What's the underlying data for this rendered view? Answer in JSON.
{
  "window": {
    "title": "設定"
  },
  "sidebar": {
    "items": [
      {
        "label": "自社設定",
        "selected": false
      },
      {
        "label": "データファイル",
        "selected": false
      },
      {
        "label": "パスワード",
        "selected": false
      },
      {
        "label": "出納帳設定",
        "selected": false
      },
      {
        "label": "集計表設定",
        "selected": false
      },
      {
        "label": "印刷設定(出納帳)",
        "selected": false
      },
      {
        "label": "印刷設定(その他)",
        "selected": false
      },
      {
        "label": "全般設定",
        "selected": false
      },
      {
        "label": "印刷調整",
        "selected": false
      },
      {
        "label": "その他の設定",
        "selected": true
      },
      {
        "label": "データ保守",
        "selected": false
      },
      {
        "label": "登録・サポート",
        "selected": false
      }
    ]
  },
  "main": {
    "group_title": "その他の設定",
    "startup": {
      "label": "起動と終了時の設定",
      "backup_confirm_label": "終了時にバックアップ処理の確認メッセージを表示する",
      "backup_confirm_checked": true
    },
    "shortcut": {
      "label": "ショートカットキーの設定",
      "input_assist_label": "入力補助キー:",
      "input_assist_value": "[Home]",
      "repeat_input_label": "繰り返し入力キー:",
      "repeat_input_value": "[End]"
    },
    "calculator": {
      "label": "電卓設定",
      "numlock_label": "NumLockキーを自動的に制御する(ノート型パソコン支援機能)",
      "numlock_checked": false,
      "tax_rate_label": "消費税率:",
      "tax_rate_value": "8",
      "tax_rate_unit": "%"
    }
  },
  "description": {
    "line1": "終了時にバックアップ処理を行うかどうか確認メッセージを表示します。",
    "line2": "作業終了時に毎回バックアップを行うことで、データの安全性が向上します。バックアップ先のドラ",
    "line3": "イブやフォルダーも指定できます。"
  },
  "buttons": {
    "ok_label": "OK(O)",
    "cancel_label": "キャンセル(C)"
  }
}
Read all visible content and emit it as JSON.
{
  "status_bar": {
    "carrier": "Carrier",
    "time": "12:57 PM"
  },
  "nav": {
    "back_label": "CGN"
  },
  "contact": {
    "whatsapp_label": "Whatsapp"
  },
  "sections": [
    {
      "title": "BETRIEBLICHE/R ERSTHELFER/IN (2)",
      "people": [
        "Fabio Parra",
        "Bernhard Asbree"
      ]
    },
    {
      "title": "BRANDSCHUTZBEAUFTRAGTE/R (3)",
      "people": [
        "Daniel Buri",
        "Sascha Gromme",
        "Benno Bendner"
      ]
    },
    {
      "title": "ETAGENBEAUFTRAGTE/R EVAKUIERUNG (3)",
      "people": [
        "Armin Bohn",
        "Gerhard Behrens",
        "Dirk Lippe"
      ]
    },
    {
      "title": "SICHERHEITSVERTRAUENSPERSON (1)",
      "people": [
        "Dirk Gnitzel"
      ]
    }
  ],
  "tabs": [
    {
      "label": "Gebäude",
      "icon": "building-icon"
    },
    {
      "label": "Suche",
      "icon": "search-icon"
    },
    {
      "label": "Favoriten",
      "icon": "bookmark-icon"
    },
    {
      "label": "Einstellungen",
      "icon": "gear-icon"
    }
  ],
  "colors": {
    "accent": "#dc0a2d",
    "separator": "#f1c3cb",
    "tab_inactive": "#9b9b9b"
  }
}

## Problem to solve
Scan the material above. Extract every line in which the word "true" occurs.

## Response to this task
        "selected": true
      "backup_confirm_checked": true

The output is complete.